** Begin Data entries **

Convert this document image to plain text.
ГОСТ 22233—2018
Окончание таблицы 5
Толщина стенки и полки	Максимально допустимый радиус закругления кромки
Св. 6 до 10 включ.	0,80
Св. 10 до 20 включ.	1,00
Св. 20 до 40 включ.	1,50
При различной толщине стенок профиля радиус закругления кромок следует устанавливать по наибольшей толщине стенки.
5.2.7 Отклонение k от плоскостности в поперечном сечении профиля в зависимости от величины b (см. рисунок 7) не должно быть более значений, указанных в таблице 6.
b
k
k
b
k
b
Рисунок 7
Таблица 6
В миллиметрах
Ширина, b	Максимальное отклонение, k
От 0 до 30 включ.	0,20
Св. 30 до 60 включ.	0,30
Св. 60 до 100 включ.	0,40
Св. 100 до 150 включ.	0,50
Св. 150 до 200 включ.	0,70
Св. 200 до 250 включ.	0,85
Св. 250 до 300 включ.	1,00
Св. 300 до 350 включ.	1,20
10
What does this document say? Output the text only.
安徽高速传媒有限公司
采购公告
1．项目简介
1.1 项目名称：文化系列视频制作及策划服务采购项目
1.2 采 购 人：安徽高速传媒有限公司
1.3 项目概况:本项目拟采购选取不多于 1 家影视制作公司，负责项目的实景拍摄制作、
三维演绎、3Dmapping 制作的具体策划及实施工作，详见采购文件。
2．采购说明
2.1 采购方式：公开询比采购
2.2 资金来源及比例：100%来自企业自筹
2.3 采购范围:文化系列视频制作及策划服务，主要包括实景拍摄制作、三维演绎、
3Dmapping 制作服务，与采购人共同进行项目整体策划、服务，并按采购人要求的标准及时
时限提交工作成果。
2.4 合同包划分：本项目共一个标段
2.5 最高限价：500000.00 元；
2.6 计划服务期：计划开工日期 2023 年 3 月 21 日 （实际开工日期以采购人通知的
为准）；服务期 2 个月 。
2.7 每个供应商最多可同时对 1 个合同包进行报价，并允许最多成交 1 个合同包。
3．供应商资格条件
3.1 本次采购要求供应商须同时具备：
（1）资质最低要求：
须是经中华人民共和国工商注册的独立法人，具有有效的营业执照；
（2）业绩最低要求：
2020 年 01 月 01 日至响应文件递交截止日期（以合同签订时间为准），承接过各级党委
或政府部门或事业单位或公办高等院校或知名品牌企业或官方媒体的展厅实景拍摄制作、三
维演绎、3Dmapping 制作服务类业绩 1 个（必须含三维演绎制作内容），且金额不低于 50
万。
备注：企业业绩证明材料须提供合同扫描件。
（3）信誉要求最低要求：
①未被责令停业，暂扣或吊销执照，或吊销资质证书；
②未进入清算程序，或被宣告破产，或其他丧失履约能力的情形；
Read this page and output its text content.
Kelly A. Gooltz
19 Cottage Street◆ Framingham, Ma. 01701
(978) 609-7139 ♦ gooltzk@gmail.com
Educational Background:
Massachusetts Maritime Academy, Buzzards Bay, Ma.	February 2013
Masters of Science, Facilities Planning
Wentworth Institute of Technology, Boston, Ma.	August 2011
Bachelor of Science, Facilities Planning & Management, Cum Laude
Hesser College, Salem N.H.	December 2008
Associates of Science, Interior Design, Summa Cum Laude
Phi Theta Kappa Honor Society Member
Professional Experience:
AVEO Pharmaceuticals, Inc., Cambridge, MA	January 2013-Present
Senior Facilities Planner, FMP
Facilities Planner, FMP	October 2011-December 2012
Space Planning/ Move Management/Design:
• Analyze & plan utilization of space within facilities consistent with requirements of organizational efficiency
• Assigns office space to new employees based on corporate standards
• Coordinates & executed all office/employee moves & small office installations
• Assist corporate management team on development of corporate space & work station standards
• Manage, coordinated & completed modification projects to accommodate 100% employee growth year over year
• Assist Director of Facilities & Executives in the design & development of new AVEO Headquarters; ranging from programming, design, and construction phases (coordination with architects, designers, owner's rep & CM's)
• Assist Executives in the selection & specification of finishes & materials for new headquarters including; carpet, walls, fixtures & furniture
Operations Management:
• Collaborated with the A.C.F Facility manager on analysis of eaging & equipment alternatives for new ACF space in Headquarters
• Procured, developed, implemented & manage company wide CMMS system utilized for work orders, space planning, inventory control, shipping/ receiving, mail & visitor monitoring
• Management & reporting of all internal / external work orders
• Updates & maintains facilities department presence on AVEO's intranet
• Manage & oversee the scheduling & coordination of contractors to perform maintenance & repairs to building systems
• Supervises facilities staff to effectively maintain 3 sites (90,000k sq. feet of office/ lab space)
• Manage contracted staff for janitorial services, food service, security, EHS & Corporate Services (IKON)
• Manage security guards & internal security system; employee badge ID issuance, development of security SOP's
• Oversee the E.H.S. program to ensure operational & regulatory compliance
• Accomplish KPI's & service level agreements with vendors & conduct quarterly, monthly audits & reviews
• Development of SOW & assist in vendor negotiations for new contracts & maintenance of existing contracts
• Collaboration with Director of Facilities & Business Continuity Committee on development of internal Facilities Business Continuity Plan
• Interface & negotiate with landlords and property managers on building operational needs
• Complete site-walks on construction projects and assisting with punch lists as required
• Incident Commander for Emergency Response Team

** End Data entries **

Repeat every entry word for word.

--- Output for this task ---
Convert this document image to plain text.
ГОСТ 22233—2018
Окончание таблицы 5
Толщина стенки и полки	Максимально допустимый радиус закругления кромки
Св. 6 до 10 включ.	0,80
Св. 10 до 20 включ.	1,00
Св. 20 до 40 включ.	1,50
При различной толщине стенок профиля радиус закругления кромок следует устанавливать по наибольшей толщине стенки.
5.2.7 Отклонение k от плоскостности в поперечном сечении профиля в зависимости от величины b (см. рисунок 7) не должно быть более значений, указанных в таблице 6.
b
k
k
b
k
b
Рисунок 7
Таблица 6
В миллиметрах
Ширина, b	Максимальное отклонение, k
От 0 до 30 включ.	0,20
Св. 30 до 60 включ.	0,30
Св. 60 до 100 включ.	0,40
Св. 100 до 150 включ.	0,50
Св. 150 до 200 включ.	0,70
Св. 200 до 250 включ.	0,85
Св. 250 до 300 включ.	1,00
Св. 300 до 350 включ.	1,20
10
What does this document say? Output the text only.
安徽高速传媒有限公司
采购公告
1．项目简介
1.1 项目名称：文化系列视频制作及策划服务采购项目
1.2 采 购 人：安徽高速传媒有限公司
1.3 项目概况:本项目拟采购选取不多于 1 家影视制作公司，负责项目的实景拍摄制作、
三维演绎、3Dmapping 制作的具体策划及实施工作，详见采购文件。
2．采购说明
2.1 采购方式：公开询比采购
2.2 资金来源及比例：100%来自企业自筹
2.3 采购范围:文化系列视频制作及策划服务，主要包括实景拍摄制作、三维演绎、
3Dmapping 制作服务，与采购人共同进行项目整体策划、服务，并按采购人要求的标准及时
时限提交工作成果。
2.4 合同包划分：本项目共一个标段
2.5 最高限价：500000.00 元；
2.6 计划服务期：计划开工日期 2023 年 3 月 21 日 （实际开工日期以采购人通知的
为准）；服务期 2 个月 。
2.7 每个供应商最多可同时对 1 个合同包进行报价，并允许最多成交 1 个合同包。
3．供应商资格条件
3.1 本次采购要求供应商须同时具备：
（1）资质最低要求：
须是经中华人民共和国工商注册的独立法人，具有有效的营业执照；
（2）业绩最低要求：
2020 年 01 月 01 日至响应文件递交截止日期（以合同签订时间为准），承接过各级党委
或政府部门或事业单位或公办高等院校或知名品牌企业或官方媒体的展厅实景拍摄制作、三
维演绎、3Dmapping 制作服务类业绩 1 个（必须含三维演绎制作内容），且金额不低于 50
万。
备注：企业业绩证明材料须提供合同扫描件。
（3）信誉要求最低要求：
①未被责令停业，暂扣或吊销执照，或吊销资质证书；
②未进入清算程序，或被宣告破产，或其他丧失履约能力的情形；
Read this page and output its text content.
Kelly A. Gooltz
19 Cottage Street◆ Framingham, Ma. 01701
(978) 609-7139 ♦ gooltzk@gmail.com
Educational Background:
Massachusetts Maritime Academy, Buzzards Bay, Ma.	February 2013
Masters of Science, Facilities Planning
Wentworth Institute of Technology, Boston, Ma.	August 2011
Bachelor of Science, Facilities Planning & Management, Cum Laude
Hesser College, Salem N.H.	December 2008
Associates of Science, Interior Design, Summa Cum Laude
Phi Theta Kappa Honor Society Member
Professional Experience:
AVEO Pharmaceuticals, Inc., Cambridge, MA	January 2013-Present
Senior Facilities Planner, FMP
Facilities Planner, FMP	October 2011-December 2012
Space Planning/ Move Management/Design:
• Analyze & plan utilization of space within facilities consistent with requirements of organizational efficiency
• Assigns office space to new employees based on corporate standards
• Coordinates & executed all office/employee moves & small office installations
• Assist corporate management team on development of corporate space & work station standards
• Manage, coordinated & completed modification projects to accommodate 100% employee growth year over year
• Assist Director of Facilities & Executives in the design & development of new AVEO Headquarters; ranging from programming, design, and construction phases (coordination with architects, designers, owner's rep & CM's)
• Assist Executives in the selection & specification of finishes & materials for new headquarters including; carpet, walls, fixtures & furniture
Operations Management:
• Collaborated with the A.C.F Facility manager on analysis of eaging & equipment alternatives for new ACF space in Headquarters
• Procured, developed, implemented & manage company wide CMMS system utilized for work orders, space planning, inventory control, shipping/ receiving, mail & visitor monitoring
• Management & reporting of all internal / external work orders
• Updates & maintains facilities department presence on AVEO's intranet
• Manage & oversee the scheduling & coordination of contractors to perform maintenance & repairs to building systems
• Supervises facilities staff to effectively maintain 3 sites (90,000k sq. feet of office/ lab space)
• Manage contracted staff for janitorial services, food service, security, EHS & Corporate Services (IKON)
• Manage security guards & internal security system; employee badge ID issuance, development of security SOP's
• Oversee the E.H.S. program to ensure operational & regulatory compliance
• Accomplish KPI's & service level agreements with vendors & conduct quarterly, monthly audits & reviews
• Development of SOW & assist in vendor negotiations for new contracts & maintenance of existing contracts
• Collaboration with Director of Facilities & Business Continuity Committee on development of internal Facilities Business Continuity Plan
• Interface & negotiate with landlords and property managers on building operational needs
• Complete site-walks on construction projects and assisting with punch lists as required
• Incident Commander for Emergency Response Team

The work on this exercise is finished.